-- begin Task data --
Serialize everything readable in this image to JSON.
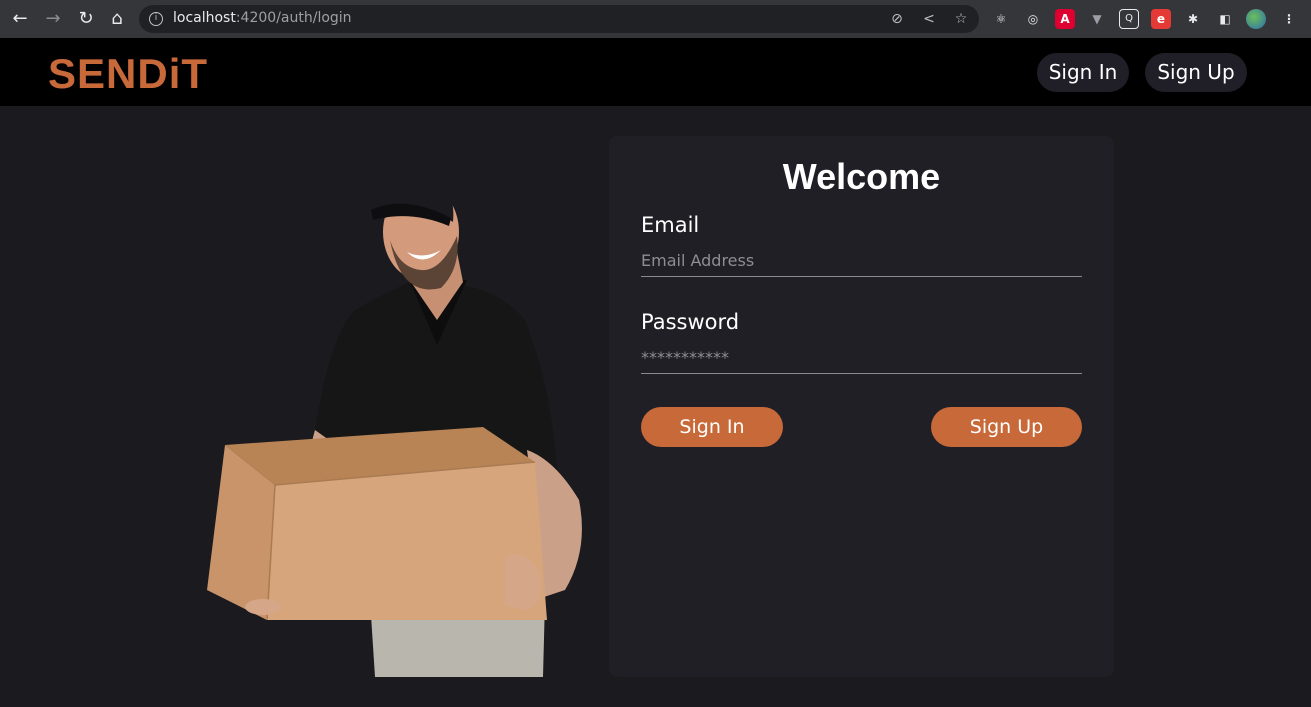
{
  "browser": {
    "url_host": "localhost",
    "url_path": ":4200/auth/login",
    "icons": [
      "back-icon",
      "forward-icon",
      "reload-icon",
      "home-icon",
      "site-info-icon",
      "eye-off-icon",
      "share-icon",
      "bookmark-star-icon",
      "react-devtools-icon",
      "extension-circle-icon",
      "angular-icon",
      "vue-icon",
      "extension-search-icon",
      "extension-e-icon",
      "puzzle-icon",
      "sidepanel-icon",
      "profile-avatar-icon",
      "menu-icon"
    ]
  },
  "header": {
    "logo": "SENDiT",
    "signin_label": "Sign In",
    "signup_label": "Sign Up"
  },
  "card": {
    "title": "Welcome",
    "email_label": "Email",
    "email_placeholder": "Email Address",
    "password_label": "Password",
    "password_placeholder": "***********",
    "signin_label": "Sign In",
    "signup_label": "Sign Up"
  },
  "colors": {
    "accent": "#c8693a",
    "background": "#1b1a1f",
    "card": "#201f26",
    "header": "#000000"
  }
}
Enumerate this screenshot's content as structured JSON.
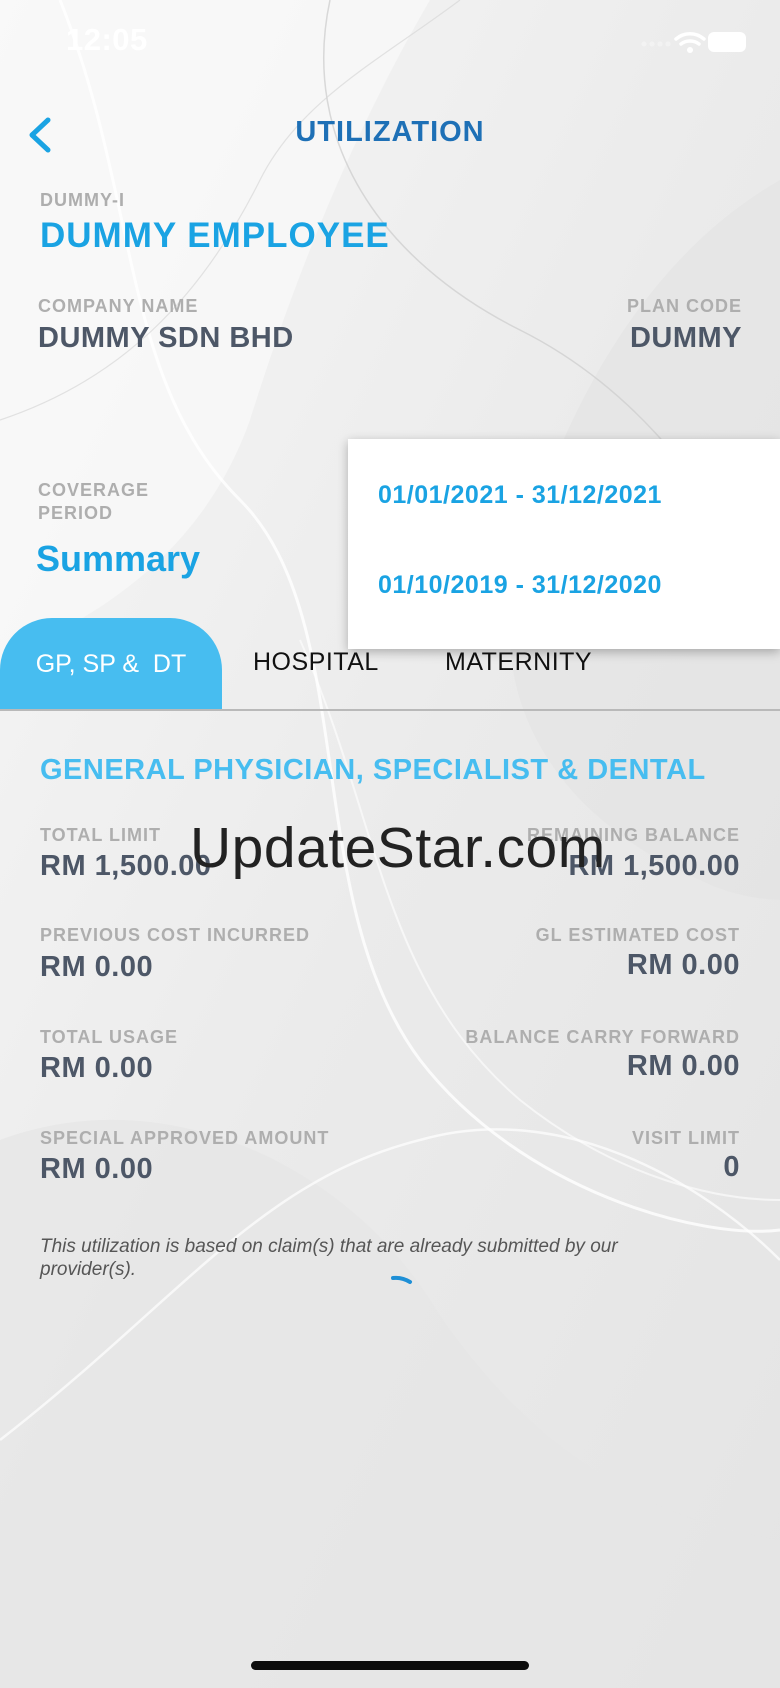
{
  "status_bar": {
    "time": "12:05"
  },
  "header": {
    "title": "UTILIZATION"
  },
  "employee": {
    "id_label": "DUMMY-I",
    "name": "DUMMY EMPLOYEE"
  },
  "company": {
    "label": "COMPANY NAME",
    "value": "DUMMY SDN BHD"
  },
  "plan": {
    "label": "PLAN CODE",
    "value": "DUMMY"
  },
  "coverage": {
    "label": "COVERAGE PERIOD",
    "view": "Summary"
  },
  "period_dropdown": {
    "options": [
      "01/01/2021 - 31/12/2021",
      "01/10/2019 - 31/12/2020"
    ]
  },
  "tabs": [
    {
      "label": "GP, SP &  DT",
      "active": true
    },
    {
      "label": "HOSPITAL",
      "active": false
    },
    {
      "label": "MATERNITY",
      "active": false
    }
  ],
  "section": {
    "title": "GENERAL PHYSICIAN, SPECIALIST & DENTAL"
  },
  "fields": {
    "total_limit": {
      "label": "TOTAL LIMIT",
      "value": "RM 1,500.00"
    },
    "remaining_balance": {
      "label": "REMAINING BALANCE",
      "value": "RM 1,500.00"
    },
    "previous_cost": {
      "label": "PREVIOUS COST INCURRED",
      "value": "RM 0.00"
    },
    "gl_estimated": {
      "label": "GL ESTIMATED COST",
      "value": "RM 0.00"
    },
    "total_usage": {
      "label": "TOTAL USAGE",
      "value": "RM 0.00"
    },
    "carry_forward": {
      "label": "BALANCE CARRY FORWARD",
      "value": "RM 0.00"
    },
    "special_approved": {
      "label": "SPECIAL APPROVED AMOUNT",
      "value": "RM 0.00"
    },
    "visit_limit": {
      "label": "VISIT LIMIT",
      "value": "0"
    }
  },
  "note": "This utilization is based on claim(s) that are already submitted by our provider(s).",
  "watermark": "UpdateStar.com",
  "colors": {
    "accent": "#1aa3e3",
    "tab_active": "#47bdf0",
    "title": "#1e70b6",
    "value_text": "#4d5767",
    "label_text": "#aeaeae"
  },
  "icons": [
    "wifi-icon",
    "battery-icon",
    "back-chevron-icon",
    "loading-spinner-icon"
  ]
}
-- end Task data --
### [Exercise brief]
Give back each entry exactly as it appears, with no pictures.

### [Output of the task]
Serialize everything readable in this image to JSON.
{
  "browser": {
    "url_host": "localhost",
    "url_path": ":4200/auth/login",
    "icons": [
      "back-icon",
      "forward-icon",
      "reload-icon",
      "home-icon",
      "site-info-icon",
      "eye-off-icon",
      "share-icon",
      "bookmark-star-icon",
      "react-devtools-icon",
      "extension-circle-icon",
      "angular-icon",
      "vue-icon",
      "extension-search-icon",
      "extension-e-icon",
      "puzzle-icon",
      "sidepanel-icon",
      "profile-avatar-icon",
      "menu-icon"
    ]
  },
  "header": {
    "logo": "SENDiT",
    "signin_label": "Sign In",
    "signup_label": "Sign Up"
  },
  "card": {
    "title": "Welcome",
    "email_label": "Email",
    "email_placeholder": "Email Address",
    "password_label": "Password",
    "password_placeholder": "***********",
    "signin_label": "Sign In",
    "signup_label": "Sign Up"
  },
  "colors": {
    "accent": "#c8693a",
    "background": "#1b1a1f",
    "card": "#201f26",
    "header": "#000000"
  }
}
Enumerate this screenshot's content as structured JSON.
{
  "status_bar": {
    "time": "12:05"
  },
  "header": {
    "title": "UTILIZATION"
  },
  "employee": {
    "id_label": "DUMMY-I",
    "name": "DUMMY EMPLOYEE"
  },
  "company": {
    "label": "COMPANY NAME",
    "value": "DUMMY SDN BHD"
  },
  "plan": {
    "label": "PLAN CODE",
    "value": "DUMMY"
  },
  "coverage": {
    "label": "COVERAGE PERIOD",
    "view": "Summary"
  },
  "period_dropdown": {
    "options": [
      "01/01/2021 - 31/12/2021",
      "01/10/2019 - 31/12/2020"
    ]
  },
  "tabs": [
    {
      "label": "GP, SP &  DT",
      "active": true
    },
    {
      "label": "HOSPITAL",
      "active": false
    },
    {
      "label": "MATERNITY",
      "active": false
    }
  ],
  "section": {
    "title": "GENERAL PHYSICIAN, SPECIALIST & DENTAL"
  },
  "fields": {
    "total_limit": {
      "label": "TOTAL LIMIT",
      "value": "RM 1,500.00"
    },
    "remaining_balance": {
      "label": "REMAINING BALANCE",
      "value": "RM 1,500.00"
    },
    "previous_cost": {
      "label": "PREVIOUS COST INCURRED",
      "value": "RM 0.00"
    },
    "gl_estimated": {
      "label": "GL ESTIMATED COST",
      "value": "RM 0.00"
    },
    "total_usage": {
      "label": "TOTAL USAGE",
      "value": "RM 0.00"
    },
    "carry_forward": {
      "label": "BALANCE CARRY FORWARD",
      "value": "RM 0.00"
    },
    "special_approved": {
      "label": "SPECIAL APPROVED AMOUNT",
      "value": "RM 0.00"
    },
    "visit_limit": {
      "label": "VISIT LIMIT",
      "value": "0"
    }
  },
  "note": "This utilization is based on claim(s) that are already submitted by our provider(s).",
  "watermark": "UpdateStar.com",
  "colors": {
    "accent": "#1aa3e3",
    "tab_active": "#47bdf0",
    "title": "#1e70b6",
    "value_text": "#4d5767",
    "label_text": "#aeaeae"
  },
  "icons": [
    "wifi-icon",
    "battery-icon",
    "back-chevron-icon",
    "loading-spinner-icon"
  ]
}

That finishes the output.